• [Exercise]: Each line that contains the string "Anzeige" counts once; report how many such lines appear in the data, as a number only.

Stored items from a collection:
-- -- --
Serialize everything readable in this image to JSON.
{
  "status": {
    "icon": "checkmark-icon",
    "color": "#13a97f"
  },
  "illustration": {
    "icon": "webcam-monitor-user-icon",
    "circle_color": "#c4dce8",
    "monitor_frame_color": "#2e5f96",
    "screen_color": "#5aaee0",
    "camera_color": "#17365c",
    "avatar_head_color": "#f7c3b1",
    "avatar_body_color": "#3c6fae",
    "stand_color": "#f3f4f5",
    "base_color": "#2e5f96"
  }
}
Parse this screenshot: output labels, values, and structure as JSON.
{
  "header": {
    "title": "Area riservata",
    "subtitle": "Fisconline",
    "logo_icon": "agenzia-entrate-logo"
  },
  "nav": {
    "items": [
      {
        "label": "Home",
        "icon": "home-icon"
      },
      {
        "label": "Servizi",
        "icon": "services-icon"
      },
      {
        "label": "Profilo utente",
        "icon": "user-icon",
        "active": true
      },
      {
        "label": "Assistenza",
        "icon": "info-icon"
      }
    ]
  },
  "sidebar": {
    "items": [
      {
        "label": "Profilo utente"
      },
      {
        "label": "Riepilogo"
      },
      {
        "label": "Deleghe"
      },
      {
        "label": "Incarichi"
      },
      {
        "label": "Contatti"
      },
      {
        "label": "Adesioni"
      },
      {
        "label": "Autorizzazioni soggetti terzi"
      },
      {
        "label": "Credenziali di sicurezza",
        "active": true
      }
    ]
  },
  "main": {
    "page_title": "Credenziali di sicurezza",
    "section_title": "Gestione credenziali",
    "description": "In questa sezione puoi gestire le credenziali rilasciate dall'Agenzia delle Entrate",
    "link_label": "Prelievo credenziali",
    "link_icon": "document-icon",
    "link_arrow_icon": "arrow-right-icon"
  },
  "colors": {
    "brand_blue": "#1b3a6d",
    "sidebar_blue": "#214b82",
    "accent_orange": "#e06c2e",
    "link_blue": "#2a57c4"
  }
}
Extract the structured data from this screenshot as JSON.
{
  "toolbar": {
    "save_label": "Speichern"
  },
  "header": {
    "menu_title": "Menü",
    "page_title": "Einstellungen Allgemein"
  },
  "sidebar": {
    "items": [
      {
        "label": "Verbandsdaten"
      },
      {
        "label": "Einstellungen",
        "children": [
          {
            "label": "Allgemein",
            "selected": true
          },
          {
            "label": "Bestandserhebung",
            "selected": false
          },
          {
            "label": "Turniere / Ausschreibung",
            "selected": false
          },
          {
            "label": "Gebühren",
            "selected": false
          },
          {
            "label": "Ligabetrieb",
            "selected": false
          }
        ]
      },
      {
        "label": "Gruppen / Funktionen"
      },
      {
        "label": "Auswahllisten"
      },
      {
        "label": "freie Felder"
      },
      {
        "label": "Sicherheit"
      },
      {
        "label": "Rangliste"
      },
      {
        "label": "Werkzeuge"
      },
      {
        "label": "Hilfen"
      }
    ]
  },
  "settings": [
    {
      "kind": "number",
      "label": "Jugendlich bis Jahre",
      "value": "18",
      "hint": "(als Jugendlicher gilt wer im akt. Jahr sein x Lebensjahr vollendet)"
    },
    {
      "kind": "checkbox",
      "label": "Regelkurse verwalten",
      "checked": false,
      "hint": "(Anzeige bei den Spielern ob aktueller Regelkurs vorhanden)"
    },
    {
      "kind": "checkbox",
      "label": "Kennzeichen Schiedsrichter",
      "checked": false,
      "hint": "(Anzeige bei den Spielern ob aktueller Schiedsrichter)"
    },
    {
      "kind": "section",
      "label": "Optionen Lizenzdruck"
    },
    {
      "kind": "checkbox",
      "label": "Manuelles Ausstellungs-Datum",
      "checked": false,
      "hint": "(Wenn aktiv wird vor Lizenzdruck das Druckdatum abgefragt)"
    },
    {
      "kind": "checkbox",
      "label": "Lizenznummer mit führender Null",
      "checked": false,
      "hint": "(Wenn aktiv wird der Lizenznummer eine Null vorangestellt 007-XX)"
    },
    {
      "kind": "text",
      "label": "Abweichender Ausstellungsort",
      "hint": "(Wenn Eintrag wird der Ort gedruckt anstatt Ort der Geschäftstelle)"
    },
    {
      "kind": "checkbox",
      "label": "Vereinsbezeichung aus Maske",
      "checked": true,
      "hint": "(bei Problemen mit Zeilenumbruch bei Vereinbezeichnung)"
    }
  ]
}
-- -- --
• [Result of this exercise]: 2